**Task brief**: Write out everything from the line containing "List 10 of the" down to the line containing "modal-message: Add +351916600001", keeping both of those lines and omitting the pictures.

**Excerpted records**:

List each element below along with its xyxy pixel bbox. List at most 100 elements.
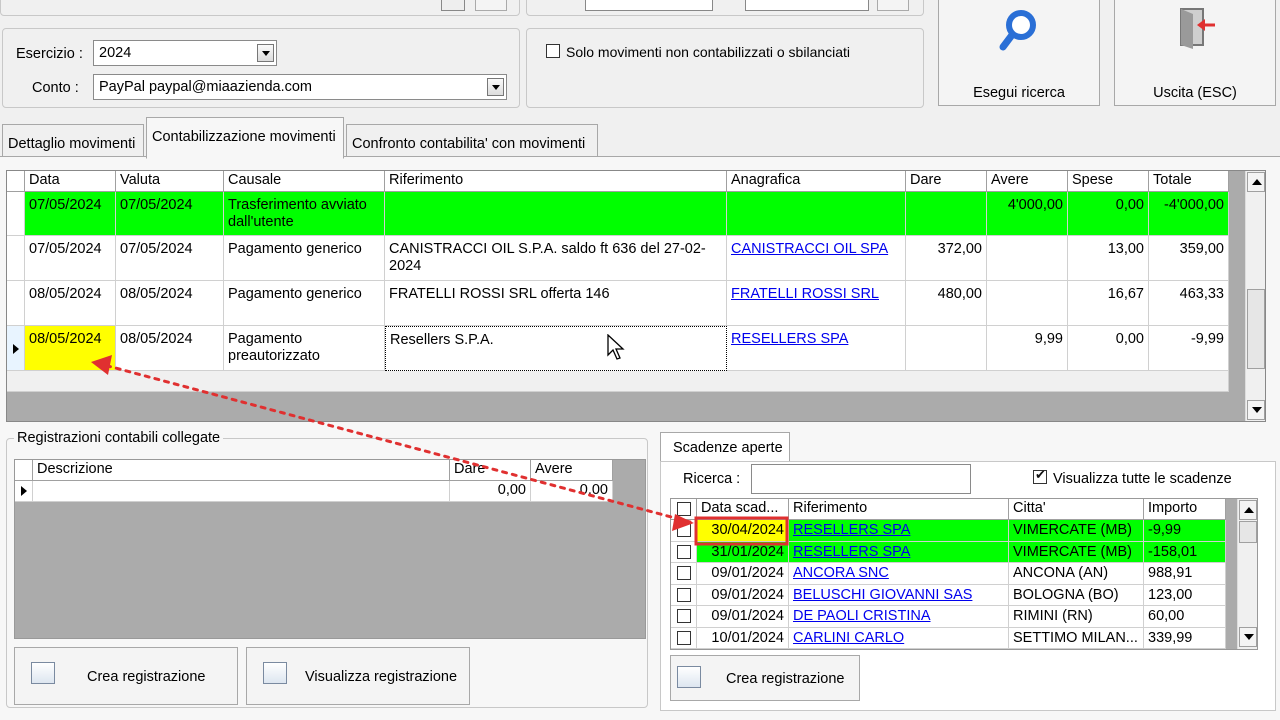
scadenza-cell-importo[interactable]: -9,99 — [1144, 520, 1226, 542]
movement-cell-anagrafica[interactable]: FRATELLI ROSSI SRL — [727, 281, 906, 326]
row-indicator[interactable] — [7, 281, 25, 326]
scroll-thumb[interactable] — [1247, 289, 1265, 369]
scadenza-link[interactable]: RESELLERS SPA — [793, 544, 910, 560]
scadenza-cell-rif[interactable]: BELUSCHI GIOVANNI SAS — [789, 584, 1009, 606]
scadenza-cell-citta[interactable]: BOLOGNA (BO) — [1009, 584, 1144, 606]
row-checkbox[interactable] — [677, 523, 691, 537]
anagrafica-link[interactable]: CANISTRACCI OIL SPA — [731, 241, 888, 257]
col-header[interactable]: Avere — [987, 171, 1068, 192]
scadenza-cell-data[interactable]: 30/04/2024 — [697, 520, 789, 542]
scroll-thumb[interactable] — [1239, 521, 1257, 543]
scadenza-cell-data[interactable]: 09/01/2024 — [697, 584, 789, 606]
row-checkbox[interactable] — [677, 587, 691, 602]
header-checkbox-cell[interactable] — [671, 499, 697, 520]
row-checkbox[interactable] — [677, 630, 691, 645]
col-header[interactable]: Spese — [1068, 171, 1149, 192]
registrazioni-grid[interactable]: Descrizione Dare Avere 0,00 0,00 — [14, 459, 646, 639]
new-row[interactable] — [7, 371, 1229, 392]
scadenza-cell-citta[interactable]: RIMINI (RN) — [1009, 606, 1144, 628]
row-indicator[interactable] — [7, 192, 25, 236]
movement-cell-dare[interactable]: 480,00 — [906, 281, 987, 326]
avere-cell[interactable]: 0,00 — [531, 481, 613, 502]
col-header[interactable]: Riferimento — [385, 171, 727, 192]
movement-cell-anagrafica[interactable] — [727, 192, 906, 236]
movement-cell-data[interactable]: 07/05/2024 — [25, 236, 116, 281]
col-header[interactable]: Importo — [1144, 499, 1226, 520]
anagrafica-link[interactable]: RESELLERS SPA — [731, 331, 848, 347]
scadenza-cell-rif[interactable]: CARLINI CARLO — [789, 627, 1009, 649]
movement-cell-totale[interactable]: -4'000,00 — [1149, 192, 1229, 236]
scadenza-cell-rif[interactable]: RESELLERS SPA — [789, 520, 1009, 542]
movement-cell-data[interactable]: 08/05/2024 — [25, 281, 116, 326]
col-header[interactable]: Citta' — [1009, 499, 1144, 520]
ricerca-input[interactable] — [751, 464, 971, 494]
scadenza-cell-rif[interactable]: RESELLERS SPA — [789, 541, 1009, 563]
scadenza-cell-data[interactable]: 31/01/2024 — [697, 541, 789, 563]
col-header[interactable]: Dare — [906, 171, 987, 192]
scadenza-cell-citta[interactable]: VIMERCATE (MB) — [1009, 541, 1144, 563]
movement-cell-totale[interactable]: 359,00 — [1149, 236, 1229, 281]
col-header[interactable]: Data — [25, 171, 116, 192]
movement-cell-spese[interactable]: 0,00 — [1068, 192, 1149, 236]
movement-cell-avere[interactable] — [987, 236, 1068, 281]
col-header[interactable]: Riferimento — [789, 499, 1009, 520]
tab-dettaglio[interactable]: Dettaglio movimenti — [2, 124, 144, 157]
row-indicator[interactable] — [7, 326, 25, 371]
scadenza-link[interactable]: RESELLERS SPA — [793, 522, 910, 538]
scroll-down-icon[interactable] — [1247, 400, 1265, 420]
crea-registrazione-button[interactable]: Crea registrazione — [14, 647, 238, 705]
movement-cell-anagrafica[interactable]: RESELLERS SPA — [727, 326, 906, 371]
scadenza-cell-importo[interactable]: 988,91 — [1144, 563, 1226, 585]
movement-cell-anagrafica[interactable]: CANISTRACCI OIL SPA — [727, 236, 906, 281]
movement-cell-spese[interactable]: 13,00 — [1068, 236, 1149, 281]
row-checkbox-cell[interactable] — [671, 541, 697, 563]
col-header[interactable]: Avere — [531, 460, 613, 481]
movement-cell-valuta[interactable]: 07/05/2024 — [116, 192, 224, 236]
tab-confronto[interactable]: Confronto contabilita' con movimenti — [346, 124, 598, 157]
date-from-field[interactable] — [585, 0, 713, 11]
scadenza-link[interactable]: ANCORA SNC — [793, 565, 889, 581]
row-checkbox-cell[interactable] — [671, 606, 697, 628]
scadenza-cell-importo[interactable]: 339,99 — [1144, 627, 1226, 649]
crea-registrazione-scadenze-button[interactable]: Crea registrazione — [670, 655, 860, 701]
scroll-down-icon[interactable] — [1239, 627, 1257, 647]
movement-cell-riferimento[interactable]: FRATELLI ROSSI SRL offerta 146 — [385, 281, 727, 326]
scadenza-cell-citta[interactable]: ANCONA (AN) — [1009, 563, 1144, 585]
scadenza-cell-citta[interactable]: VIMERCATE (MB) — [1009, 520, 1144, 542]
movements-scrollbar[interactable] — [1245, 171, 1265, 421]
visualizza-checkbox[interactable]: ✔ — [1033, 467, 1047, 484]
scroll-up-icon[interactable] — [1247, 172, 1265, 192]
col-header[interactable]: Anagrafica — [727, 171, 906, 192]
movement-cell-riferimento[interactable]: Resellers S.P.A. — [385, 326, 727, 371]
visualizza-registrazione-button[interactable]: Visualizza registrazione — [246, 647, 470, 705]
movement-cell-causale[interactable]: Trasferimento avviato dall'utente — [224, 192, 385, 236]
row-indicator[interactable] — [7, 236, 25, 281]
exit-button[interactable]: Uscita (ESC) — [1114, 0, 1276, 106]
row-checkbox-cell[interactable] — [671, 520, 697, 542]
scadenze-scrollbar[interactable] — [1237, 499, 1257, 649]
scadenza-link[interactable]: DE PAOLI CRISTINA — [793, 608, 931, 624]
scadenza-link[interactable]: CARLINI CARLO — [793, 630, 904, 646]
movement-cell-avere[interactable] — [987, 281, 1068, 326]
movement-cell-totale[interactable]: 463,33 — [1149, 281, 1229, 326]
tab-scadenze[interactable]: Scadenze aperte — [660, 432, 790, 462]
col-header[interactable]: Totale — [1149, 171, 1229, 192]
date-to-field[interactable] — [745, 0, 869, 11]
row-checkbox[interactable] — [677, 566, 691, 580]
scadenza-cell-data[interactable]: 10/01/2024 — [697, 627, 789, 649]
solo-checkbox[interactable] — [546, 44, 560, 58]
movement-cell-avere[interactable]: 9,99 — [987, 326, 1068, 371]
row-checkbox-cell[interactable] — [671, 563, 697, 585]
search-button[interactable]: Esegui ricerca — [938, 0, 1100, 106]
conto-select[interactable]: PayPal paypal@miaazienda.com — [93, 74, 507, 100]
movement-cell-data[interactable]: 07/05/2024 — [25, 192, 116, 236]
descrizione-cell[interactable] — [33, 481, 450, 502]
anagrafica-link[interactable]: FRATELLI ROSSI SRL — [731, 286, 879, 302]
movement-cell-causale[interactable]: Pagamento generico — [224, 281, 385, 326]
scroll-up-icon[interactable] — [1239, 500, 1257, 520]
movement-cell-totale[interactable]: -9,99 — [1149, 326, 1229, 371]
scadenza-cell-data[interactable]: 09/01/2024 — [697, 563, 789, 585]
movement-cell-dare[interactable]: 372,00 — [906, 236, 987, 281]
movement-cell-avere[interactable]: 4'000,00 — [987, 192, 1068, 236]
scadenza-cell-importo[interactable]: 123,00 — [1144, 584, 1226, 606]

...

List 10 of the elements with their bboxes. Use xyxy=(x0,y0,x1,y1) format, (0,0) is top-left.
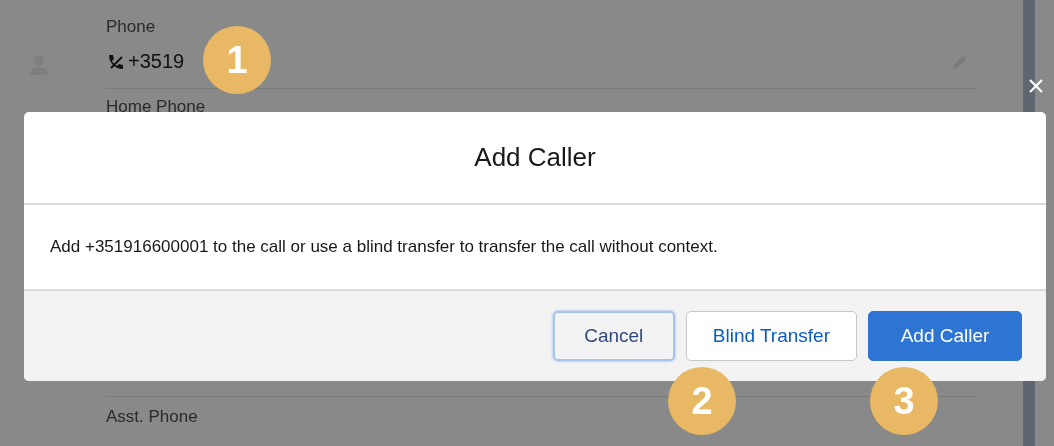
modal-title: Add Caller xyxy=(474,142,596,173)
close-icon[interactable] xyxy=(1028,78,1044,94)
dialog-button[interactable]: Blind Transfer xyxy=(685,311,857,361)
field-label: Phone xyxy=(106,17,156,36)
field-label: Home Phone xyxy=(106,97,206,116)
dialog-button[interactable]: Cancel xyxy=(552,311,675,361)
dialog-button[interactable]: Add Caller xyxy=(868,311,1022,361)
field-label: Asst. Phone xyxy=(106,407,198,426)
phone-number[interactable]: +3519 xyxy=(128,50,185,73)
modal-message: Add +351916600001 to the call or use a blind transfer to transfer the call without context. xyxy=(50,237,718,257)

**Solution to this exercise**:
List 10 of the elements with their bboxes. Use xyxy=(x0,y0,x1,y1) format, (0,0) is top-left.
modal-title: Add Caller xyxy=(474,142,596,173)
close-icon[interactable] xyxy=(1028,78,1044,94)
dialog-button[interactable]: Blind Transfer xyxy=(685,311,857,361)
field-label: Phone xyxy=(106,17,156,36)
field-label: Home Phone xyxy=(106,97,206,116)
dialog-button[interactable]: Cancel xyxy=(552,311,675,361)
dialog-button[interactable]: Add Caller xyxy=(868,311,1022,361)
field-label: Asst. Phone xyxy=(106,407,198,426)
phone-number[interactable]: +3519 xyxy=(128,50,185,73)
modal-message: Add +351916600001 to the call or use a blind transfer to transfer the call without context. xyxy=(50,237,718,257)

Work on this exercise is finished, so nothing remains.